GIVEN INSTRUCTION
Copy out the items below, swapping each "heatmap-cell" for "grid-tile" and keeping everything else the same. Omit the pictures.

[Bounding box entries]

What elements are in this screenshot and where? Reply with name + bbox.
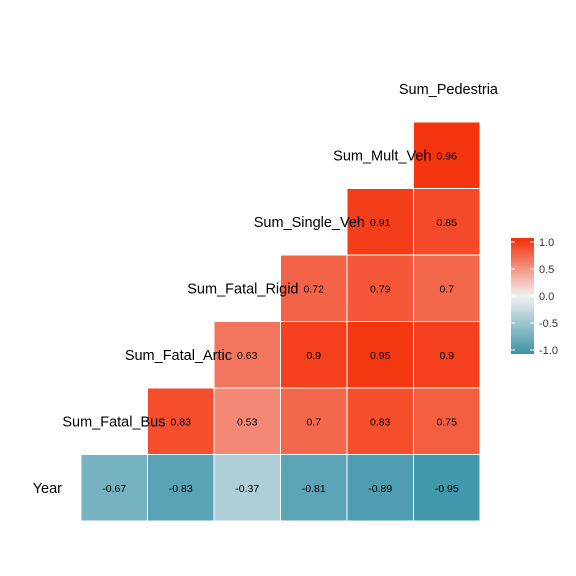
heatmap-cell [413,254,481,322]
heatmap-cell [280,254,348,322]
cell-value-label: 0.7 [439,283,454,295]
heatmap-cell [413,454,481,522]
legend-colorbar [511,238,534,354]
heatmap-cell [346,454,414,522]
cell-value-label: 0.63 [237,350,258,362]
heatmap-cell [413,121,481,189]
heatmap-cell [213,387,281,455]
cell-value-label: -0.37 [235,483,259,495]
cell-value-label: -0.95 [435,483,459,495]
cell-value-label: 0.91 [370,217,391,229]
heatmap-cell [147,387,215,455]
cell-value-label: 0.79 [370,283,391,295]
legend-tick-label: -0.5 [539,318,558,330]
cell-value-label: -0.89 [368,483,392,495]
variable-label: Sum_Single_Veh [254,215,365,231]
heatmap-cell [346,188,414,256]
cell-value-label: 0.96 [437,150,458,162]
cell-value-label: 0.85 [437,217,458,229]
heatmap-cell [80,454,148,522]
cells-layer: -0.67 -0.83 -0.37 -0.81 -0.89 -0.95 0.83 0.53 0.… [80,121,481,522]
cell-value-label: 0.75 [437,416,458,428]
heatmap-cell [213,321,281,389]
cell-value-label: -0.83 [169,483,193,495]
heatmap-cell [413,188,481,256]
heatmap-cell [346,254,414,322]
cell-value-label: 0.83 [171,416,192,428]
cell-value-label: -0.81 [302,483,326,495]
legend-tick-label: 0.0 [539,291,554,303]
variable-label: Sum_Mult_Veh [333,148,431,164]
legend-tick-label: -1.0 [539,345,558,357]
cell-value-label: 0.83 [370,416,391,428]
heatmap-cell [280,321,348,389]
heatmap-cell [147,454,215,522]
variable-label: Sum_Pedestria [399,82,499,98]
heatmap-cell [413,387,481,455]
cell-value-label: 0.7 [306,416,321,428]
heatmap-cell [346,387,414,455]
cell-value-label: 0.53 [237,416,258,428]
legend-tick-label: 0.5 [539,264,554,276]
variable-label: Year [33,481,62,497]
cell-value-label: 0.9 [439,350,454,362]
legend-tick-label: 1.0 [539,237,554,249]
legend: 1.0 0.5 0.0 -0.5 -1.0 [511,237,558,357]
heatmap-cell [280,454,348,522]
variable-label: Sum_Fatal_Artic [125,348,232,364]
heatmap-cell [413,321,481,389]
variable-label: Sum_Fatal_Bus [62,414,165,430]
cell-value-label: -0.67 [102,483,126,495]
variable-labels-layer: Sum_Pedestria Sum_Mult_Veh Sum_Single_Veh S… [33,82,499,497]
cell-value-label: 0.95 [370,350,391,362]
cell-value-label: 0.72 [304,283,325,295]
variable-label: Sum_Fatal_Rigid [187,281,298,297]
heatmap-cell [280,387,348,455]
cell-value-label: 0.9 [306,350,321,362]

SOLUTION FOR THIS TASK
What elements are in this screenshot and where? Reply with name + bbox.
grid-tile [413,254,481,322]
grid-tile [280,254,348,322]
cell-value-label: 0.7 [439,283,454,295]
grid-tile [413,454,481,522]
legend-colorbar [511,238,534,354]
grid-tile [346,454,414,522]
cell-value-label: 0.63 [237,350,258,362]
grid-tile [413,121,481,189]
grid-tile [213,387,281,455]
cell-value-label: -0.37 [235,483,259,495]
cell-value-label: -0.95 [435,483,459,495]
cell-value-label: 0.91 [370,217,391,229]
grid-tile [147,387,215,455]
cell-value-label: 0.79 [370,283,391,295]
legend-tick-label: -0.5 [539,318,558,330]
cell-value-label: -0.89 [368,483,392,495]
variable-label: Sum_Single_Veh [254,215,365,231]
grid-tile [346,188,414,256]
cell-value-label: 0.96 [437,150,458,162]
cell-value-label: 0.85 [437,217,458,229]
grid-tile [80,454,148,522]
cells-layer: -0.67 -0.83 -0.37 -0.81 -0.89 -0.95 0.83 0.53 0.… [80,121,481,522]
cell-value-label: 0.75 [437,416,458,428]
grid-tile [213,321,281,389]
cell-value-label: -0.83 [169,483,193,495]
grid-tile [413,188,481,256]
grid-tile [346,254,414,322]
cell-value-label: 0.83 [171,416,192,428]
cell-value-label: -0.81 [302,483,326,495]
legend-tick-label: 0.0 [539,291,554,303]
variable-label: Sum_Mult_Veh [333,148,431,164]
legend-tick-label: -1.0 [539,345,558,357]
cell-value-label: 0.83 [370,416,391,428]
grid-tile [280,321,348,389]
grid-tile [147,454,215,522]
variable-label: Sum_Pedestria [399,82,499,98]
grid-tile [413,387,481,455]
cell-value-label: 0.7 [306,416,321,428]
grid-tile [346,387,414,455]
cell-value-label: 0.53 [237,416,258,428]
legend-tick-label: 0.5 [539,264,554,276]
variable-label: Year [33,481,62,497]
cell-value-label: 0.9 [439,350,454,362]
legend-tick-label: 1.0 [539,237,554,249]
legend: 1.0 0.5 0.0 -0.5 -1.0 [511,237,558,357]
grid-tile [280,454,348,522]
variable-label: Sum_Fatal_Artic [125,348,232,364]
grid-tile [413,321,481,389]
variable-label: Sum_Fatal_Bus [62,414,165,430]
cell-value-label: -0.67 [102,483,126,495]
variable-labels-layer: Sum_Pedestria Sum_Mult_Veh Sum_Single_Veh S… [33,82,499,497]
cell-value-label: 0.95 [370,350,391,362]
cell-value-label: 0.72 [304,283,325,295]
variable-label: Sum_Fatal_Rigid [187,281,298,297]
grid-tile [280,387,348,455]
cell-value-label: 0.9 [306,350,321,362]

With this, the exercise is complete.